#### EXERCISE PROMPT:
Could you rewrite the lines below as a Markdown table with the columns "No." and "Line Text", starting from the first line and ending with the line that contains "status-time: 12:49 — [22, 10, 113, 51]"? Leave out any blank lines.
## START SUPPLIED DATA
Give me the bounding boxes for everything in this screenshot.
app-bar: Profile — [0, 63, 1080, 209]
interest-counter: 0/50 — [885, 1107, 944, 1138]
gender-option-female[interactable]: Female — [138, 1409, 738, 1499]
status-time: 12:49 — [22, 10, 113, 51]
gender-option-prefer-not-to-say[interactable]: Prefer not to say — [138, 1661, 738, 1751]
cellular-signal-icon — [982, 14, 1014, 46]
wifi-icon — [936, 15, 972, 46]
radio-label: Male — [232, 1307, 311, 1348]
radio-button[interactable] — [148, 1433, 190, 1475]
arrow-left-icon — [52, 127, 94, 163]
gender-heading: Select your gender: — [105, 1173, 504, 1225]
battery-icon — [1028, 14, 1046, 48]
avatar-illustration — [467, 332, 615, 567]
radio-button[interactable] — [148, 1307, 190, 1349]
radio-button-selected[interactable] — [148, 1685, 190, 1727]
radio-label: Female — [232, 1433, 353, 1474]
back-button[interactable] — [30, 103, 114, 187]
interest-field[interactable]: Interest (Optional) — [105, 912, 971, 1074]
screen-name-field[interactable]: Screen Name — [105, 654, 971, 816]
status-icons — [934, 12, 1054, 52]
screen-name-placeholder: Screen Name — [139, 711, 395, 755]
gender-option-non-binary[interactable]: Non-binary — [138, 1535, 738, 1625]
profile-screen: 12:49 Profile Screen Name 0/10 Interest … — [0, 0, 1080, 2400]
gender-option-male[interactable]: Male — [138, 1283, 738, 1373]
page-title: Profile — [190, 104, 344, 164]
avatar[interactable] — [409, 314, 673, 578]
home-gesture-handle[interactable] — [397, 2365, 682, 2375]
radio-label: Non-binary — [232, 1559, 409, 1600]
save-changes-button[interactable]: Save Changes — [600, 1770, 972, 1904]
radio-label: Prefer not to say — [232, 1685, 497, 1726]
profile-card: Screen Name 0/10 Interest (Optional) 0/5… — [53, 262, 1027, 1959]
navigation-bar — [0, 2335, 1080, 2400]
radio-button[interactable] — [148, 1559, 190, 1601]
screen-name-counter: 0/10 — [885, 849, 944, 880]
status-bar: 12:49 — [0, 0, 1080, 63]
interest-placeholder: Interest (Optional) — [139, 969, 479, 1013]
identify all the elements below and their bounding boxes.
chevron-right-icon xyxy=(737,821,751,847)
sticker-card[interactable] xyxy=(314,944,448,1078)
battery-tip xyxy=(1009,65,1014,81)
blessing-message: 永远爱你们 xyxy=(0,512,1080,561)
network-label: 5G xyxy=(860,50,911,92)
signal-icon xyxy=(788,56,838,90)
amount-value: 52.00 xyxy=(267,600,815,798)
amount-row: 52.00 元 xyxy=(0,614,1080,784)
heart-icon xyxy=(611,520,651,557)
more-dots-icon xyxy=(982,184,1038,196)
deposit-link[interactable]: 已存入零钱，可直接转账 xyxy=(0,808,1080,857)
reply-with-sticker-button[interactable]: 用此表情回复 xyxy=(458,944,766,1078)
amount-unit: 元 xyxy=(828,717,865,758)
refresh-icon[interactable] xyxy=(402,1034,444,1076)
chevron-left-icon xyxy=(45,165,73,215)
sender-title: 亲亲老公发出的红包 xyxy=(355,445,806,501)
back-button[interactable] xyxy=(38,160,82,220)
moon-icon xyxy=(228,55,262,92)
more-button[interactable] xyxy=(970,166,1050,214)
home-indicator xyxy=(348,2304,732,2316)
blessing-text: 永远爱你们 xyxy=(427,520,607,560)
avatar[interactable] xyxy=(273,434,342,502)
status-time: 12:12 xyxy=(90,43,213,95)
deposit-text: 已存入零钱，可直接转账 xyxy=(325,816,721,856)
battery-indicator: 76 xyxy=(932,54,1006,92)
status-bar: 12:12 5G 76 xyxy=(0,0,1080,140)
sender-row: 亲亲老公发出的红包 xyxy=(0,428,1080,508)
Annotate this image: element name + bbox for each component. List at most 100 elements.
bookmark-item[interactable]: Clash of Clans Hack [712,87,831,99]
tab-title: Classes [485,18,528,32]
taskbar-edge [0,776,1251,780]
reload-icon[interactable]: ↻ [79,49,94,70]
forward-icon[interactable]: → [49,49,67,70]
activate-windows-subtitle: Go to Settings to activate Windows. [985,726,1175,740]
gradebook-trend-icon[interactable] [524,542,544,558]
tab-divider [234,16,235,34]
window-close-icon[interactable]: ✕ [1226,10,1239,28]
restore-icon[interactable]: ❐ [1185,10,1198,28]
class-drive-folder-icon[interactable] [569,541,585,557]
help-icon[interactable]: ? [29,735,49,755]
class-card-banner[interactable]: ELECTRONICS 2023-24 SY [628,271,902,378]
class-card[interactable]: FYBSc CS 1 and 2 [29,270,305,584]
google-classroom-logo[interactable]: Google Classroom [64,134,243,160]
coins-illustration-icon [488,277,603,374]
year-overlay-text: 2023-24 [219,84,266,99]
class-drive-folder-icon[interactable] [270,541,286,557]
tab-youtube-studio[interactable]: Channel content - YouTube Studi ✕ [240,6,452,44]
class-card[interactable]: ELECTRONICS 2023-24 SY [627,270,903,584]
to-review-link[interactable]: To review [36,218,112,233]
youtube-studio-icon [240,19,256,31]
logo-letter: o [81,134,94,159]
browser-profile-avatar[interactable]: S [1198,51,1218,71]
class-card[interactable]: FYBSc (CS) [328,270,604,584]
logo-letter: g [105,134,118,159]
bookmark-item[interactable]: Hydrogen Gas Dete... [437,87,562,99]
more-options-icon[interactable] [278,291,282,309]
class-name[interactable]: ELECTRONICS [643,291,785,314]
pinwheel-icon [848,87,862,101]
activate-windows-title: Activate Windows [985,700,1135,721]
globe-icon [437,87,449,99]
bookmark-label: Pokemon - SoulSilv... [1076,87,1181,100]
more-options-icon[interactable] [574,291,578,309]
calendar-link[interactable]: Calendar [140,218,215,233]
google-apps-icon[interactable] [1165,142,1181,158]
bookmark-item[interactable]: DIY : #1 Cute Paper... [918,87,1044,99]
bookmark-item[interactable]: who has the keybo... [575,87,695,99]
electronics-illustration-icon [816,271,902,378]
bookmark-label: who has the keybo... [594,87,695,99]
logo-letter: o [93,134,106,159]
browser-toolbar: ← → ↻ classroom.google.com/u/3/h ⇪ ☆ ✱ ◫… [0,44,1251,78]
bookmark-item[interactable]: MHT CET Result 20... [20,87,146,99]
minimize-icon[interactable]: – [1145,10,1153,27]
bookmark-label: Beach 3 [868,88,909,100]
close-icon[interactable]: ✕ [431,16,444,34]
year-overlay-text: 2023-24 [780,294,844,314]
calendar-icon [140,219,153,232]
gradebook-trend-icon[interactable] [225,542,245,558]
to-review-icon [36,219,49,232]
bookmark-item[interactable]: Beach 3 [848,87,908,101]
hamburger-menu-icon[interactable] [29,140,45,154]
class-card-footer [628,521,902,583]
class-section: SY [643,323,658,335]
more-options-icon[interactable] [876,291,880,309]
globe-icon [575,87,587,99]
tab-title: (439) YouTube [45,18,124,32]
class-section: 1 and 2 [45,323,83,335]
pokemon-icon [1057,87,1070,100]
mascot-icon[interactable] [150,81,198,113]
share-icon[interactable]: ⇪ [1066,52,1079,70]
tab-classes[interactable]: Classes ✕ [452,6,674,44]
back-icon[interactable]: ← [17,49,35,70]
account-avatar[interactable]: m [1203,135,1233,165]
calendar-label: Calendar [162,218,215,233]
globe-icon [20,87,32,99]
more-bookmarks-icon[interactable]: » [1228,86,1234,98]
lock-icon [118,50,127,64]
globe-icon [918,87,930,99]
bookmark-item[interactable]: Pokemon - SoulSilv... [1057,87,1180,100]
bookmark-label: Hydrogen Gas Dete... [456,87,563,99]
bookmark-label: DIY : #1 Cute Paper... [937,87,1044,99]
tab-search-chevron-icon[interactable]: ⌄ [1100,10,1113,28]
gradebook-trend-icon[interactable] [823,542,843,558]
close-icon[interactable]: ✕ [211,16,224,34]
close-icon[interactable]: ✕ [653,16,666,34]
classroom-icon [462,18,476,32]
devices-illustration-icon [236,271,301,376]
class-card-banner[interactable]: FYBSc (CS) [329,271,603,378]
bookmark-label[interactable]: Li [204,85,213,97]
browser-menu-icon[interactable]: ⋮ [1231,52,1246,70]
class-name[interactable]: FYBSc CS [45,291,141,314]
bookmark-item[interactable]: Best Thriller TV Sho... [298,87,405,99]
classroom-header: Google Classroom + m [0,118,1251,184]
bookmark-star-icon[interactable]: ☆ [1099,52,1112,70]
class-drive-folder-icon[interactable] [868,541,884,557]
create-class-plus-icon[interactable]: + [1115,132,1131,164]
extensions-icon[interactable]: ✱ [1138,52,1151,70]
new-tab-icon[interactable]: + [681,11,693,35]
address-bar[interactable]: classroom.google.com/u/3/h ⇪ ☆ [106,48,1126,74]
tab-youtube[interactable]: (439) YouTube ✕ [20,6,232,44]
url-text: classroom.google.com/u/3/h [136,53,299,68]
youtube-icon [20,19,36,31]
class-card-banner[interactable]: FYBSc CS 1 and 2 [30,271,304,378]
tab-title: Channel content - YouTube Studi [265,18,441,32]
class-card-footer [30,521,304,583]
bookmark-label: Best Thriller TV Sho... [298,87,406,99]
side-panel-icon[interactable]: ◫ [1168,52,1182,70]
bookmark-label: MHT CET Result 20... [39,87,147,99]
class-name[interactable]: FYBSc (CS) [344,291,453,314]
## END SUPPLIED DATA
#### SOLUTION:
| No. | Line Text |
|---|---|
| 1 | Give me the bounding boxes for everything in this screenshot. |
| 2 | app-bar: Profile — [0, 63, 1080, 209] |
| 3 | interest-counter: 0/50 — [885, 1107, 944, 1138] |
| 4 | gender-option-female[interactable]: Female — [138, 1409, 738, 1499] |
| 5 | status-time: 12:49 — [22, 10, 113, 51] |